## Start Exercise input
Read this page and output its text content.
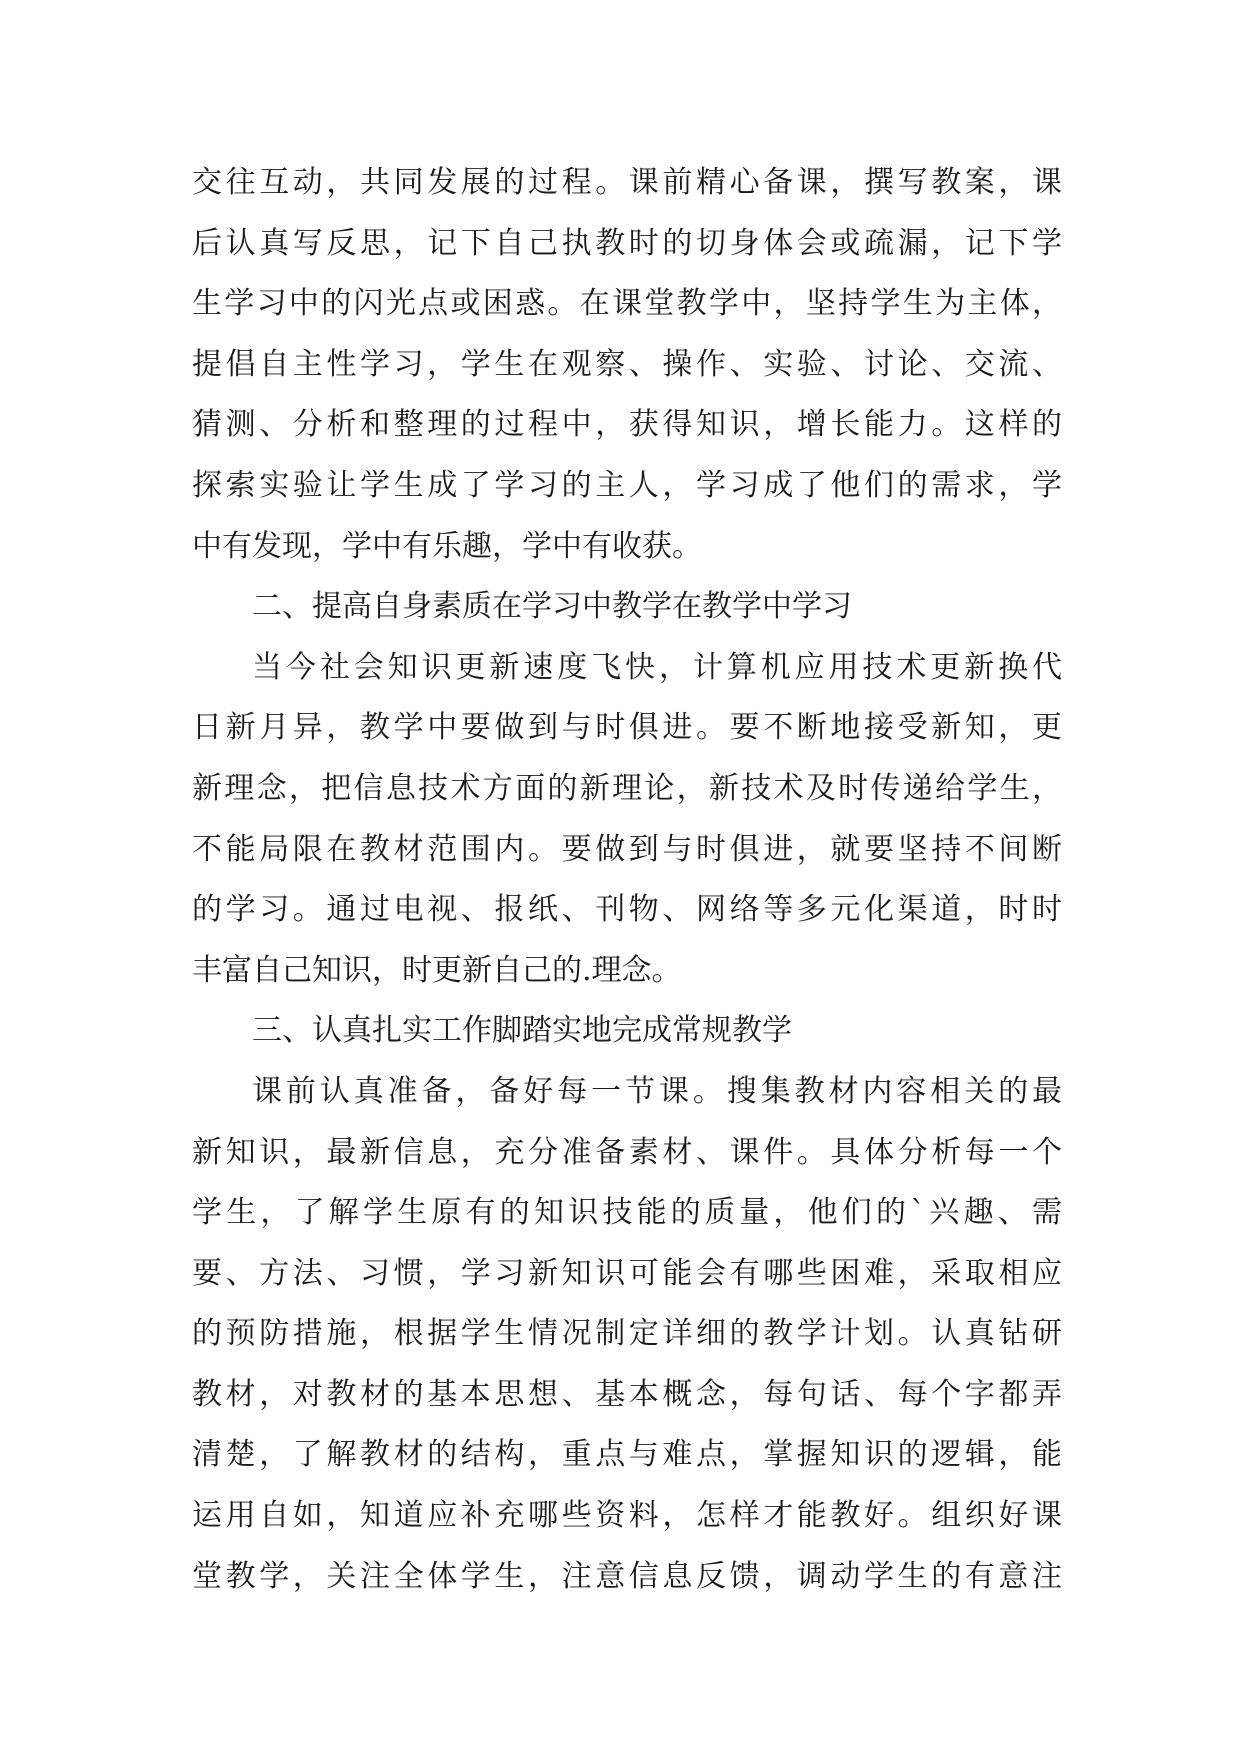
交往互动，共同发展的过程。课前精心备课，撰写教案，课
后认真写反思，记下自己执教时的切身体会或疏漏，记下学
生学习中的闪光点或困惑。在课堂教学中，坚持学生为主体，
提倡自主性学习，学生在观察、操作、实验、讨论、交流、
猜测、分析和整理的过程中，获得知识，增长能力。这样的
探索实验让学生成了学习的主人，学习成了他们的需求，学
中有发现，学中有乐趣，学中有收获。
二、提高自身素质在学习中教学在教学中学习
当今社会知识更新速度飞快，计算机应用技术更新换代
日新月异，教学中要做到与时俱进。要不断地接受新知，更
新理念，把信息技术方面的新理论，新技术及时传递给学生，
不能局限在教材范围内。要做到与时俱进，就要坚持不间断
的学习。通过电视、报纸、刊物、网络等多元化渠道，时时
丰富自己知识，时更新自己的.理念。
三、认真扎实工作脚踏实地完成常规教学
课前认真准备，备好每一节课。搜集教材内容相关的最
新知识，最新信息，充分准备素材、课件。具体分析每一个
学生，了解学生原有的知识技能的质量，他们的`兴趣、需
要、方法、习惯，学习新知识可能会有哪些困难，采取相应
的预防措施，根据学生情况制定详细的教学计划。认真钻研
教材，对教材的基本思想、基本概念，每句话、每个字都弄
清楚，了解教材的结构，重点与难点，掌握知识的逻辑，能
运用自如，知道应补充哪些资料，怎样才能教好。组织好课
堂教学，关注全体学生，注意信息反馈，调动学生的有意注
## End Exercise input
## Start Exercise input
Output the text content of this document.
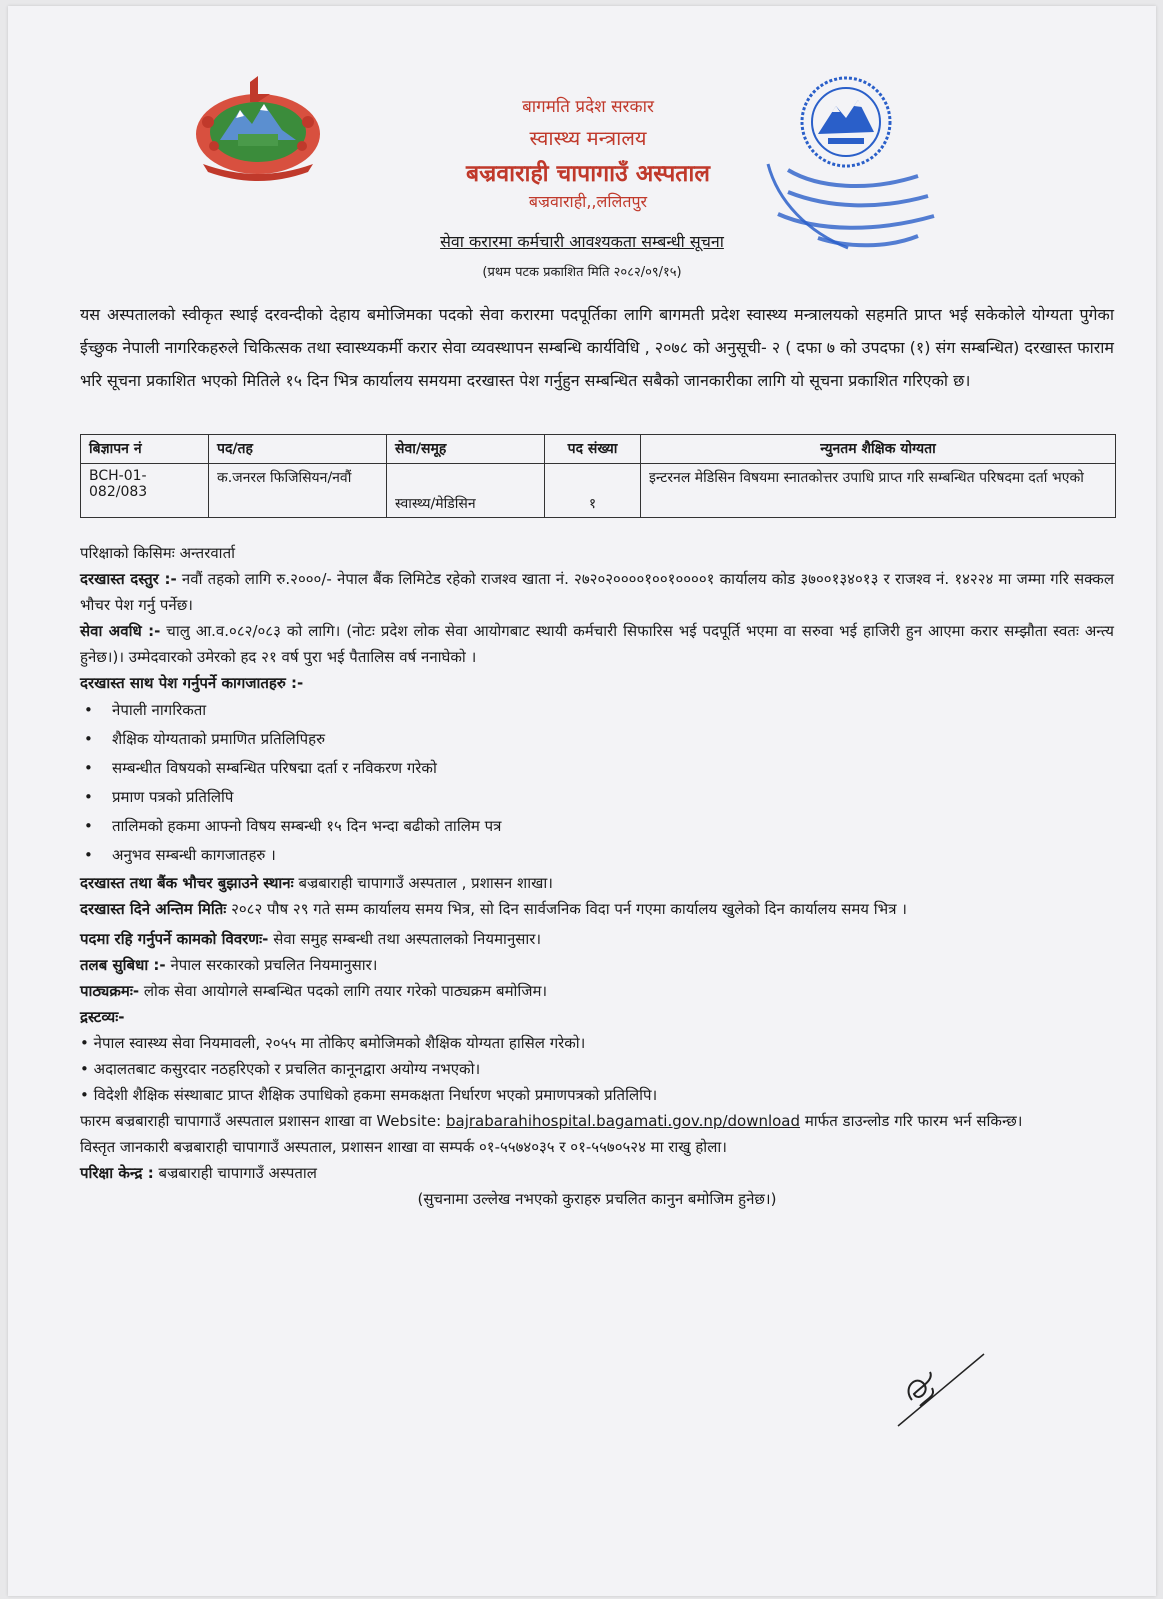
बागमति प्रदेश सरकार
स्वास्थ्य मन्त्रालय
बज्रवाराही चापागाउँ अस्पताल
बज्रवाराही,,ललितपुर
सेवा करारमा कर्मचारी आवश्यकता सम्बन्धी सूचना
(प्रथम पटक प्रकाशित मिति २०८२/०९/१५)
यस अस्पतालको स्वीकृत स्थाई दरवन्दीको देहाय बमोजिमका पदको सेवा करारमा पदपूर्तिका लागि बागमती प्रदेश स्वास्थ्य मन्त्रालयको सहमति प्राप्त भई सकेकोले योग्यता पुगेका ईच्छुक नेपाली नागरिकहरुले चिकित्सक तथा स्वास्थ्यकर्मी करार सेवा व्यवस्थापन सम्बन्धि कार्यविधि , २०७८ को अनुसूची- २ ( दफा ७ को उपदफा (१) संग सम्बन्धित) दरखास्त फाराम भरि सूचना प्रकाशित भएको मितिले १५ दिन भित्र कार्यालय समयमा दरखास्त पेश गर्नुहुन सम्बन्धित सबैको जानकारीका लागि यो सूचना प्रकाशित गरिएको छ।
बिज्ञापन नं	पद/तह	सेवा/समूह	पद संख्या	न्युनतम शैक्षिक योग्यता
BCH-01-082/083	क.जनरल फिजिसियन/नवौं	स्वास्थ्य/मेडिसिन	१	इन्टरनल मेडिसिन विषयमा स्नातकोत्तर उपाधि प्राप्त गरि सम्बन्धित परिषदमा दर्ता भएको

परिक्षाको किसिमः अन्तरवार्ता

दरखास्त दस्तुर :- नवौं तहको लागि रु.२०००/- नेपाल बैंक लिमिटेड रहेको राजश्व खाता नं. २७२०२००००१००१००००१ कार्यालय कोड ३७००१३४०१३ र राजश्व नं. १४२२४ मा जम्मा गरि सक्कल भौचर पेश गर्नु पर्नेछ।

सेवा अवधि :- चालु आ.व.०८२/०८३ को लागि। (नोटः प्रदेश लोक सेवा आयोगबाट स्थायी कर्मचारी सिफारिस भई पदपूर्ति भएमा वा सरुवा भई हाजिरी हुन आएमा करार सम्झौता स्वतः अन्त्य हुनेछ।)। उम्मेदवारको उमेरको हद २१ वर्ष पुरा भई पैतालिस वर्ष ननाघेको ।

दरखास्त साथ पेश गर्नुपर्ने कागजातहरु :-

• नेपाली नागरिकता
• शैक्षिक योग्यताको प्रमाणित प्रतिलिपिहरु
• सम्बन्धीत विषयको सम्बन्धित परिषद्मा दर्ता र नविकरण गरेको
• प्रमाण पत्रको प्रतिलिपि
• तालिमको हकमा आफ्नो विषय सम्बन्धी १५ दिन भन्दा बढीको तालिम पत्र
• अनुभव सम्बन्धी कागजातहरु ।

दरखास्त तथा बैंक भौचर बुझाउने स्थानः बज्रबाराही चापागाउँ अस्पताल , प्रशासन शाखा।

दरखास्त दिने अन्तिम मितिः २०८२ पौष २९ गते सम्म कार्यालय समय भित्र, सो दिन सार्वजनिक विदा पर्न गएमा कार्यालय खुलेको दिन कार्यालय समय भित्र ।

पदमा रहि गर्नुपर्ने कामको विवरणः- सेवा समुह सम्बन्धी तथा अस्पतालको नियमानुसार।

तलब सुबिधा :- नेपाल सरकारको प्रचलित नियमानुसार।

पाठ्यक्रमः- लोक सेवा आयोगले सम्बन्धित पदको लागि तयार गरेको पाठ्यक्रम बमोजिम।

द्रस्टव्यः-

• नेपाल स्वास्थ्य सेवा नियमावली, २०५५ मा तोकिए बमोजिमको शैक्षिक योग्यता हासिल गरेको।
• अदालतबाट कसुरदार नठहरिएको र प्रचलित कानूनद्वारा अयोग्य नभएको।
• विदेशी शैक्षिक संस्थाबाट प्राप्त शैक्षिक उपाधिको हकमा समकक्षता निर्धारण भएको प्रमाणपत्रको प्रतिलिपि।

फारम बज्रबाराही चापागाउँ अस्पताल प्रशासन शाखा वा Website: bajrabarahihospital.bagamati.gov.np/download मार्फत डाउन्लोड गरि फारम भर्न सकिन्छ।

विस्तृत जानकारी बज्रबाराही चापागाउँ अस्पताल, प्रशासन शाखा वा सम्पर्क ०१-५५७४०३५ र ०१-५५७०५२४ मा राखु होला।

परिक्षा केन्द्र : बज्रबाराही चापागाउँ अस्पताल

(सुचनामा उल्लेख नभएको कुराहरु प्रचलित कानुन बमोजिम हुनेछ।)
## End Exercise input
## Start Exercise input
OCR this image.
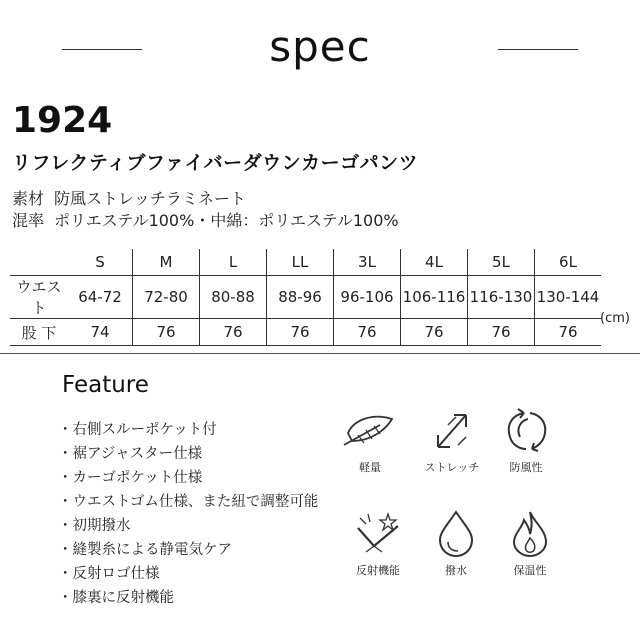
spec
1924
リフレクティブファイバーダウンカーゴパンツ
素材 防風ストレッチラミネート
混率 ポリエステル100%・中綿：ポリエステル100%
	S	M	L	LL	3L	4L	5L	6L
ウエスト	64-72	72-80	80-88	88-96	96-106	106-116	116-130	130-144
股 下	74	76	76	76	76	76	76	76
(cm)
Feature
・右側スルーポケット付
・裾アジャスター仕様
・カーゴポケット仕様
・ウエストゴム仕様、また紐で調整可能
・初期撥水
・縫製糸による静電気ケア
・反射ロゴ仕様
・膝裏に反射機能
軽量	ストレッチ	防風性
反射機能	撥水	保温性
## End Exercise input
Exercise brief: Gather each line from the listing above that holds "text".

Result for this task:
Read this page and output its text content.
Output the text content of this document.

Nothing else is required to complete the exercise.